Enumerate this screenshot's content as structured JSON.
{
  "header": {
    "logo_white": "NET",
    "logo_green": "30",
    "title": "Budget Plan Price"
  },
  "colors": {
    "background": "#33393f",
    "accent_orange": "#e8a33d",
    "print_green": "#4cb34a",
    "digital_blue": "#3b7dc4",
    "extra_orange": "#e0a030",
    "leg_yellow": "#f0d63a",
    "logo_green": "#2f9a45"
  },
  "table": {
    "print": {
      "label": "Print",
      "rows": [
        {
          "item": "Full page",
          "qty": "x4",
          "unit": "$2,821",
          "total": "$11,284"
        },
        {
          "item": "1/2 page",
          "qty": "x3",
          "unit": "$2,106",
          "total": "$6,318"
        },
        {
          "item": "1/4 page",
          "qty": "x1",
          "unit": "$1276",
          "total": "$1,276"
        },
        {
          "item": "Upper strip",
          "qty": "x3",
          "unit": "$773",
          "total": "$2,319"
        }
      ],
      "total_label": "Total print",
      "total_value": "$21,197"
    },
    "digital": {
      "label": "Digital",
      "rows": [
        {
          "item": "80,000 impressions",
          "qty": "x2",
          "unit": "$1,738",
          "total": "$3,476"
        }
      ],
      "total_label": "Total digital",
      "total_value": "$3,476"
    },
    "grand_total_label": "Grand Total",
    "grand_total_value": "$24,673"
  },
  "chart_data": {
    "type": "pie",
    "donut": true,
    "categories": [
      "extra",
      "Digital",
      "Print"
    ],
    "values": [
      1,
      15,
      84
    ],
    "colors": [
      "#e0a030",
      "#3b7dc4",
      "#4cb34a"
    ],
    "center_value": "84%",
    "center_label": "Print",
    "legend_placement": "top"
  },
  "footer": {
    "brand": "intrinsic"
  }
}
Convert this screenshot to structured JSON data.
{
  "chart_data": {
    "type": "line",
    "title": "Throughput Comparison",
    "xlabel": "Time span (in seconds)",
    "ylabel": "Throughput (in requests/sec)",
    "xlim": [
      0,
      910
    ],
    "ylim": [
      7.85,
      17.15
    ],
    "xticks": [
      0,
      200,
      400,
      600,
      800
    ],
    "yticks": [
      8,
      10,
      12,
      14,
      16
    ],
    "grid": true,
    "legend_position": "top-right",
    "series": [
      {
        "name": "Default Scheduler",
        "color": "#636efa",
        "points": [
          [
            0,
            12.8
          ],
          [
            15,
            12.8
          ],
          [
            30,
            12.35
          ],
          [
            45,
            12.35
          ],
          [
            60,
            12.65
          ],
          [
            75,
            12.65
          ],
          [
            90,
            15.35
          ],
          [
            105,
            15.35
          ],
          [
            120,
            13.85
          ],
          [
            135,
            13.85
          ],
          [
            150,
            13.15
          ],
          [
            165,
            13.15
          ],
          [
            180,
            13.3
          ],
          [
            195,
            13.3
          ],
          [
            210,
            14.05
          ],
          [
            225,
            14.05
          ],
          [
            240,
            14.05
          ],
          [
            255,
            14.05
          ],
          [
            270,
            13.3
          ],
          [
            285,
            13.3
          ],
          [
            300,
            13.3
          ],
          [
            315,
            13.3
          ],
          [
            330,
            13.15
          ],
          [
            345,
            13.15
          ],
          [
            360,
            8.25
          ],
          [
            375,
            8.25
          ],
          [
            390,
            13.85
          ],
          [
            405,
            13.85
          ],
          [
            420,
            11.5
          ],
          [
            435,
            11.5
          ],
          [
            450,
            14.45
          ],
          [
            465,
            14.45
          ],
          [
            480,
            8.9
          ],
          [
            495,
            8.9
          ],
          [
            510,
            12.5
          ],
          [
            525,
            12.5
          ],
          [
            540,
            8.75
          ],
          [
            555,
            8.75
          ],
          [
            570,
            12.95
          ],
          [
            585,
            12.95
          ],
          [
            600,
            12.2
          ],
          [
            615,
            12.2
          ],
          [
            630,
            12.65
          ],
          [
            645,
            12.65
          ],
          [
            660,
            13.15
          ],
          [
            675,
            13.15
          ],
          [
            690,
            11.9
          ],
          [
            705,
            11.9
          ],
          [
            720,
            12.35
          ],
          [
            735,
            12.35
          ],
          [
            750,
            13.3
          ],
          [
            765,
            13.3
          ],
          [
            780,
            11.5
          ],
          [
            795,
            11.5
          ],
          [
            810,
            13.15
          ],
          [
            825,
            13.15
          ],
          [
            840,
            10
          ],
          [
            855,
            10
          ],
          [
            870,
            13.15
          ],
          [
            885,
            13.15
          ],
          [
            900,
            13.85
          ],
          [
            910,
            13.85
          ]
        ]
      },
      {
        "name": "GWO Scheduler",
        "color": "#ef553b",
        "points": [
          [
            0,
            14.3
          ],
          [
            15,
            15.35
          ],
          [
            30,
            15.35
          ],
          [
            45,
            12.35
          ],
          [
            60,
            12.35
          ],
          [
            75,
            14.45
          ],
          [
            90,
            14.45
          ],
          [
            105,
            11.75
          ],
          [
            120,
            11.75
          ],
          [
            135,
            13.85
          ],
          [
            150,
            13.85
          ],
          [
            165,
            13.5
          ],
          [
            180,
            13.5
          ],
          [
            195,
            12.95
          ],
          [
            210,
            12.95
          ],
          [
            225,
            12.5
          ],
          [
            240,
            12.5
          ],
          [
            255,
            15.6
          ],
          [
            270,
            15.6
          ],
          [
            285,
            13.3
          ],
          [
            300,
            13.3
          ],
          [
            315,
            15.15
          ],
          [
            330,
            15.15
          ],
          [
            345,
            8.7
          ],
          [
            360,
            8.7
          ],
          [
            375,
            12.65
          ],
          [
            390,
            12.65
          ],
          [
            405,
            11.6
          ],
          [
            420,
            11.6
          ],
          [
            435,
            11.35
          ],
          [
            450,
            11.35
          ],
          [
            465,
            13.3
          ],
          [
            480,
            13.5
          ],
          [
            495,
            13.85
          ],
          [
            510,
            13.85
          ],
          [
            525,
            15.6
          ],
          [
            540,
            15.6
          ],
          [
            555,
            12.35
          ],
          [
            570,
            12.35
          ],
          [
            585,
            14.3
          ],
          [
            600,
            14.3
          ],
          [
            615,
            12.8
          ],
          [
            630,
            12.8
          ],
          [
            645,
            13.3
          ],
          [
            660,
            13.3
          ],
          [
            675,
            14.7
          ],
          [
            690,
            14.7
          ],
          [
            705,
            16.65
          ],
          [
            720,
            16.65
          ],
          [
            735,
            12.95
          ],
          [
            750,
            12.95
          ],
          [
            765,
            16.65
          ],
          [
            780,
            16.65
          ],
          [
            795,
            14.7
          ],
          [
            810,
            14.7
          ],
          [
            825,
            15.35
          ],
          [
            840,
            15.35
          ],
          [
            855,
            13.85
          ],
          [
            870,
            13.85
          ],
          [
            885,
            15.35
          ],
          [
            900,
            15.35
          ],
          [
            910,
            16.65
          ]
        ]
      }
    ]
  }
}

● **Exercise objective**
Your task is to transcribe the listing above in full, exactly as given.

● **Solution**
Enumerate this screenshot's content as structured JSON.
{
  "header": {
    "logo_white": "NET",
    "logo_green": "30",
    "title": "Budget Plan Price"
  },
  "colors": {
    "background": "#33393f",
    "accent_orange": "#e8a33d",
    "print_green": "#4cb34a",
    "digital_blue": "#3b7dc4",
    "extra_orange": "#e0a030",
    "leg_yellow": "#f0d63a",
    "logo_green": "#2f9a45"
  },
  "table": {
    "print": {
      "label": "Print",
      "rows": [
        {
          "item": "Full page",
          "qty": "x4",
          "unit": "$2,821",
          "total": "$11,284"
        },
        {
          "item": "1/2 page",
          "qty": "x3",
          "unit": "$2,106",
          "total": "$6,318"
        },
        {
          "item": "1/4 page",
          "qty": "x1",
          "unit": "$1276",
          "total": "$1,276"
        },
        {
          "item": "Upper strip",
          "qty": "x3",
          "unit": "$773",
          "total": "$2,319"
        }
      ],
      "total_label": "Total print",
      "total_value": "$21,197"
    },
    "digital": {
      "label": "Digital",
      "rows": [
        {
          "item": "80,000 impressions",
          "qty": "x2",
          "unit": "$1,738",
          "total": "$3,476"
        }
      ],
      "total_label": "Total digital",
      "total_value": "$3,476"
    },
    "grand_total_label": "Grand Total",
    "grand_total_value": "$24,673"
  },
  "chart_data": {
    "type": "pie",
    "donut": true,
    "categories": [
      "extra",
      "Digital",
      "Print"
    ],
    "values": [
      1,
      15,
      84
    ],
    "colors": [
      "#e0a030",
      "#3b7dc4",
      "#4cb34a"
    ],
    "center_value": "84%",
    "center_label": "Print",
    "legend_placement": "top"
  },
  "footer": {
    "brand": "intrinsic"
  }
}
Convert this screenshot to structured JSON data.
{
  "chart_data": {
    "type": "line",
    "title": "Throughput Comparison",
    "xlabel": "Time span (in seconds)",
    "ylabel": "Throughput (in requests/sec)",
    "xlim": [
      0,
      910
    ],
    "ylim": [
      7.85,
      17.15
    ],
    "xticks": [
      0,
      200,
      400,
      600,
      800
    ],
    "yticks": [
      8,
      10,
      12,
      14,
      16
    ],
    "grid": true,
    "legend_position": "top-right",
    "series": [
      {
        "name": "Default Scheduler",
        "color": "#636efa",
        "points": [
          [
            0,
            12.8
          ],
          [
            15,
            12.8
          ],
          [
            30,
            12.35
          ],
          [
            45,
            12.35
          ],
          [
            60,
            12.65
          ],
          [
            75,
            12.65
          ],
          [
            90,
            15.35
          ],
          [
            105,
            15.35
          ],
          [
            120,
            13.85
          ],
          [
            135,
            13.85
          ],
          [
            150,
            13.15
          ],
          [
            165,
            13.15
          ],
          [
            180,
            13.3
          ],
          [
            195,
            13.3
          ],
          [
            210,
            14.05
          ],
          [
            225,
            14.05
          ],
          [
            240,
            14.05
          ],
          [
            255,
            14.05
          ],
          [
            270,
            13.3
          ],
          [
            285,
            13.3
          ],
          [
            300,
            13.3
          ],
          [
            315,
            13.3
          ],
          [
            330,
            13.15
          ],
          [
            345,
            13.15
          ],
          [
            360,
            8.25
          ],
          [
            375,
            8.25
          ],
          [
            390,
            13.85
          ],
          [
            405,
            13.85
          ],
          [
            420,
            11.5
          ],
          [
            435,
            11.5
          ],
          [
            450,
            14.45
          ],
          [
            465,
            14.45
          ],
          [
            480,
            8.9
          ],
          [
            495,
            8.9
          ],
          [
            510,
            12.5
          ],
          [
            525,
            12.5
          ],
          [
            540,
            8.75
          ],
          [
            555,
            8.75
          ],
          [
            570,
            12.95
          ],
          [
            585,
            12.95
          ],
          [
            600,
            12.2
          ],
          [
            615,
            12.2
          ],
          [
            630,
            12.65
          ],
          [
            645,
            12.65
          ],
          [
            660,
            13.15
          ],
          [
            675,
            13.15
          ],
          [
            690,
            11.9
          ],
          [
            705,
            11.9
          ],
          [
            720,
            12.35
          ],
          [
            735,
            12.35
          ],
          [
            750,
            13.3
          ],
          [
            765,
            13.3
          ],
          [
            780,
            11.5
          ],
          [
            795,
            11.5
          ],
          [
            810,
            13.15
          ],
          [
            825,
            13.15
          ],
          [
            840,
            10
          ],
          [
            855,
            10
          ],
          [
            870,
            13.15
          ],
          [
            885,
            13.15
          ],
          [
            900,
            13.85
          ],
          [
            910,
            13.85
          ]
        ]
      },
      {
        "name": "GWO Scheduler",
        "color": "#ef553b",
        "points": [
          [
            0,
            14.3
          ],
          [
            15,
            15.35
          ],
          [
            30,
            15.35
          ],
          [
            45,
            12.35
          ],
          [
            60,
            12.35
          ],
          [
            75,
            14.45
          ],
          [
            90,
            14.45
          ],
          [
            105,
            11.75
          ],
          [
            120,
            11.75
          ],
          [
            135,
            13.85
          ],
          [
            150,
            13.85
          ],
          [
            165,
            13.5
          ],
          [
            180,
            13.5
          ],
          [
            195,
            12.95
          ],
          [
            210,
            12.95
          ],
          [
            225,
            12.5
          ],
          [
            240,
            12.5
          ],
          [
            255,
            15.6
          ],
          [
            270,
            15.6
          ],
          [
            285,
            13.3
          ],
          [
            300,
            13.3
          ],
          [
            315,
            15.15
          ],
          [
            330,
            15.15
          ],
          [
            345,
            8.7
          ],
          [
            360,
            8.7
          ],
          [
            375,
            12.65
          ],
          [
            390,
            12.65
          ],
          [
            405,
            11.6
          ],
          [
            420,
            11.6
          ],
          [
            435,
            11.35
          ],
          [
            450,
            11.35
          ],
          [
            465,
            13.3
          ],
          [
            480,
            13.5
          ],
          [
            495,
            13.85
          ],
          [
            510,
            13.85
          ],
          [
            525,
            15.6
          ],
          [
            540,
            15.6
          ],
          [
            555,
            12.35
          ],
          [
            570,
            12.35
          ],
          [
            585,
            14.3
          ],
          [
            600,
            14.3
          ],
          [
            615,
            12.8
          ],
          [
            630,
            12.8
          ],
          [
            645,
            13.3
          ],
          [
            660,
            13.3
          ],
          [
            675,
            14.7
          ],
          [
            690,
            14.7
          ],
          [
            705,
            16.65
          ],
          [
            720,
            16.65
          ],
          [
            735,
            12.95
          ],
          [
            750,
            12.95
          ],
          [
            765,
            16.65
          ],
          [
            780,
            16.65
          ],
          [
            795,
            14.7
          ],
          [
            810,
            14.7
          ],
          [
            825,
            15.35
          ],
          [
            840,
            15.35
          ],
          [
            855,
            13.85
          ],
          [
            870,
            13.85
          ],
          [
            885,
            15.35
          ],
          [
            900,
            15.35
          ],
          [
            910,
            16.65
          ]
        ]
      }
    ]
  }
}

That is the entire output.